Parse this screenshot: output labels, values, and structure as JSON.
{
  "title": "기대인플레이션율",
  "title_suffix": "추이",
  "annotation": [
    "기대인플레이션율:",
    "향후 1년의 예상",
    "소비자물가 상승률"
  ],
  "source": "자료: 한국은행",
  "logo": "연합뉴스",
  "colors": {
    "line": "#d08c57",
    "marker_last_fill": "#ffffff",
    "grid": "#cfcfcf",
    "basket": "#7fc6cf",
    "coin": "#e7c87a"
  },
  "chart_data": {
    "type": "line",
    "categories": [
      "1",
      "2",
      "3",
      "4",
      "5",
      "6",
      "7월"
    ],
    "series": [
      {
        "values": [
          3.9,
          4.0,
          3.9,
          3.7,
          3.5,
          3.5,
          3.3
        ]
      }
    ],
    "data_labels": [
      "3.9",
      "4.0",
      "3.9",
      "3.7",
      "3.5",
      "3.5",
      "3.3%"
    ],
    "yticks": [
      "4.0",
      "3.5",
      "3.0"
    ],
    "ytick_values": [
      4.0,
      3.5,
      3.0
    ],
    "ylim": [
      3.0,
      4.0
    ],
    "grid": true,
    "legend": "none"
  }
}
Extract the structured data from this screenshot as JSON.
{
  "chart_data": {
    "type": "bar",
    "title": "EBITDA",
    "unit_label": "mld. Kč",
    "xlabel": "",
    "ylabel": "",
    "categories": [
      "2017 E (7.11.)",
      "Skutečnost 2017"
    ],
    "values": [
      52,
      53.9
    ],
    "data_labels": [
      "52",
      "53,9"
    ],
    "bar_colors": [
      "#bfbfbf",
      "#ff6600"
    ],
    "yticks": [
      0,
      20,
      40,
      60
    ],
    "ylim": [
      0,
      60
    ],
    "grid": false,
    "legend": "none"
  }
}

● **What needs to be done**
Transcribe all of the lines in the records precisely.

● **Finished exercise**
Parse this screenshot: output labels, values, and structure as JSON.
{
  "title": "기대인플레이션율",
  "title_suffix": "추이",
  "annotation": [
    "기대인플레이션율:",
    "향후 1년의 예상",
    "소비자물가 상승률"
  ],
  "source": "자료: 한국은행",
  "logo": "연합뉴스",
  "colors": {
    "line": "#d08c57",
    "marker_last_fill": "#ffffff",
    "grid": "#cfcfcf",
    "basket": "#7fc6cf",
    "coin": "#e7c87a"
  },
  "chart_data": {
    "type": "line",
    "categories": [
      "1",
      "2",
      "3",
      "4",
      "5",
      "6",
      "7월"
    ],
    "series": [
      {
        "values": [
          3.9,
          4.0,
          3.9,
          3.7,
          3.5,
          3.5,
          3.3
        ]
      }
    ],
    "data_labels": [
      "3.9",
      "4.0",
      "3.9",
      "3.7",
      "3.5",
      "3.5",
      "3.3%"
    ],
    "yticks": [
      "4.0",
      "3.5",
      "3.0"
    ],
    "ytick_values": [
      4.0,
      3.5,
      3.0
    ],
    "ylim": [
      3.0,
      4.0
    ],
    "grid": true,
    "legend": "none"
  }
}
Extract the structured data from this screenshot as JSON.
{
  "chart_data": {
    "type": "bar",
    "title": "EBITDA",
    "unit_label": "mld. Kč",
    "xlabel": "",
    "ylabel": "",
    "categories": [
      "2017 E (7.11.)",
      "Skutečnost 2017"
    ],
    "values": [
      52,
      53.9
    ],
    "data_labels": [
      "52",
      "53,9"
    ],
    "bar_colors": [
      "#bfbfbf",
      "#ff6600"
    ],
    "yticks": [
      0,
      20,
      40,
      60
    ],
    "ylim": [
      0,
      60
    ],
    "grid": false,
    "legend": "none"
  }
}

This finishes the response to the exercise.